** START GIVEN INFORMATION **
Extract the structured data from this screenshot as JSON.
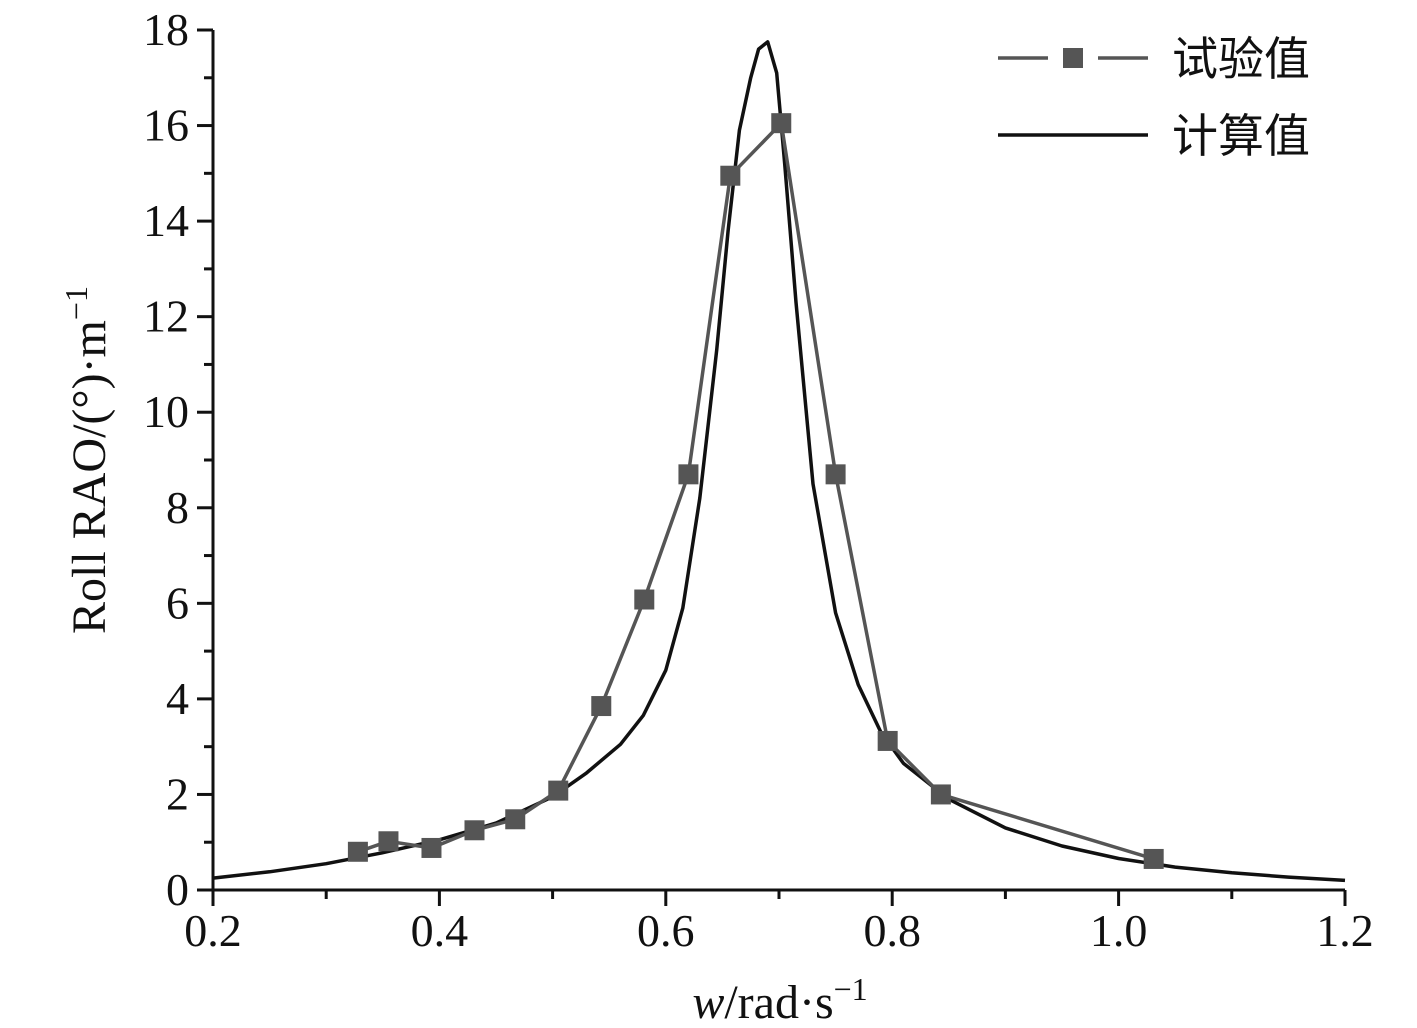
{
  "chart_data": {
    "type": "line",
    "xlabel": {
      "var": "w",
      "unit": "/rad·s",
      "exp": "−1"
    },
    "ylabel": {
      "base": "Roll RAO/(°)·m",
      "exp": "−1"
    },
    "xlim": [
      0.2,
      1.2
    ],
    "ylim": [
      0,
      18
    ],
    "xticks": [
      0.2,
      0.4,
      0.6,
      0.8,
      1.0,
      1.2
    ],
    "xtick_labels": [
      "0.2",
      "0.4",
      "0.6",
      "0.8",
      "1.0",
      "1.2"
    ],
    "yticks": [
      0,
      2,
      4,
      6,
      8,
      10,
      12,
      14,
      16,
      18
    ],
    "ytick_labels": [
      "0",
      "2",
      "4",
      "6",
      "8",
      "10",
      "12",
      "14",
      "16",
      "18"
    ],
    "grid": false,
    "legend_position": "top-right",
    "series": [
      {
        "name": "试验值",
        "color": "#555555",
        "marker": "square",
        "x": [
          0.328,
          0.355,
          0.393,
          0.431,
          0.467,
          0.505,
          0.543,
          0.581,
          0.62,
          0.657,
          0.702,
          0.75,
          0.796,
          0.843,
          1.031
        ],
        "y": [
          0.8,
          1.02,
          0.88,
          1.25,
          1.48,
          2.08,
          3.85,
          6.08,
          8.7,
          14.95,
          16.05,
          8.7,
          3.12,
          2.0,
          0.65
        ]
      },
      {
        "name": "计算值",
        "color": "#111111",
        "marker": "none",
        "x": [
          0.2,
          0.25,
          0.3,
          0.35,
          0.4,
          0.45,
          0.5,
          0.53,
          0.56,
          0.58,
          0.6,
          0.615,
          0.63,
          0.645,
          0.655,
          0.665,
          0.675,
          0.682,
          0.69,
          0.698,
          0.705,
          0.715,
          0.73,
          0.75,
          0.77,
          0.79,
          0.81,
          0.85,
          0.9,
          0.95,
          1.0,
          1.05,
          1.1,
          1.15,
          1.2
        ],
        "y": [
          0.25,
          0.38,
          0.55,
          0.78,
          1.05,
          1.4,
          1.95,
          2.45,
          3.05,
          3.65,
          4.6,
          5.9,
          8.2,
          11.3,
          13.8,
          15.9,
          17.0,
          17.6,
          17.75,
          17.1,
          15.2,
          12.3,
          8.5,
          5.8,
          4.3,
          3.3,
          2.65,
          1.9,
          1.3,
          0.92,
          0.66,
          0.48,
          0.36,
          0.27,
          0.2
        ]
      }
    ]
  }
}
** END GIVEN INFORMATION **
** START GIVEN INFORMATION **
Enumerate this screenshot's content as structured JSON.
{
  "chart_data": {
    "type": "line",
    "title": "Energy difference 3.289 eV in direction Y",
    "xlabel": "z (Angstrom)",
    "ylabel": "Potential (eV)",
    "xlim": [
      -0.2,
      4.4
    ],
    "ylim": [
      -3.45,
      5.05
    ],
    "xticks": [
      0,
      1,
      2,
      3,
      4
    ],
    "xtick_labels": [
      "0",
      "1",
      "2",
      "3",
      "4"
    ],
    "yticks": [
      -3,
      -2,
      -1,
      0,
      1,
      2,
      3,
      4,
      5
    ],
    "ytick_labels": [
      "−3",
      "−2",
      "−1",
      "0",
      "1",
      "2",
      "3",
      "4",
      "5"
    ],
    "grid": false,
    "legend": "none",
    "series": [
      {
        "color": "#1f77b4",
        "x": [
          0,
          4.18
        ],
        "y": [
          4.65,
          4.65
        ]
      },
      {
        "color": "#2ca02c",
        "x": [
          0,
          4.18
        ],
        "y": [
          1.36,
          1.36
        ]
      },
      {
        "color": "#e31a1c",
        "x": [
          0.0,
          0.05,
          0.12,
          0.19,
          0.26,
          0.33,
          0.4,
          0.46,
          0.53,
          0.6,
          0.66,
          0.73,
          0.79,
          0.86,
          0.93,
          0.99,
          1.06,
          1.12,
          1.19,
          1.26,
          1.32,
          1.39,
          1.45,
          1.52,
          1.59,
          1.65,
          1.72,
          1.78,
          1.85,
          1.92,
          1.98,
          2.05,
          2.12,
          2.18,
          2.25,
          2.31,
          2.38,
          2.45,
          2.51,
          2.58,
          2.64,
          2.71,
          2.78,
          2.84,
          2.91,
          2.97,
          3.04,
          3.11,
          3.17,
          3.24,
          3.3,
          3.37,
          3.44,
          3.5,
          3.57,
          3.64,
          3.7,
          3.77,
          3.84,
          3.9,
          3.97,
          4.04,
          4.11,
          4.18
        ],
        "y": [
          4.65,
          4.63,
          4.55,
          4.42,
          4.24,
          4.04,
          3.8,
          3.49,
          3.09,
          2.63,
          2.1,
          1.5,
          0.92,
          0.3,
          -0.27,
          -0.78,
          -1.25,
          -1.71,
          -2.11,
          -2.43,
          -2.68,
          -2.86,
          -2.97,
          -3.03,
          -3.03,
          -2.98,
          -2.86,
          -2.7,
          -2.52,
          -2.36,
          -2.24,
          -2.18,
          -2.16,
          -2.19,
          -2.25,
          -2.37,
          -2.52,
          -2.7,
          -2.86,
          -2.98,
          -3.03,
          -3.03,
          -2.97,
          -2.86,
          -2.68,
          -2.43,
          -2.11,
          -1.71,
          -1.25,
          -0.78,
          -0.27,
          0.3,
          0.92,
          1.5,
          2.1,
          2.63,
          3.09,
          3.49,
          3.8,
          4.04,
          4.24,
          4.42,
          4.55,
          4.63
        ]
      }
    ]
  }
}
** END GIVEN INFORMATION **
### PROBLEM DESCRIPTION
Show every line of the listing in which the string "JSON" can be found.

### TASK RESULT
Extract the structured data from this screenshot as JSON.
Enumerate this screenshot's content as structured JSON.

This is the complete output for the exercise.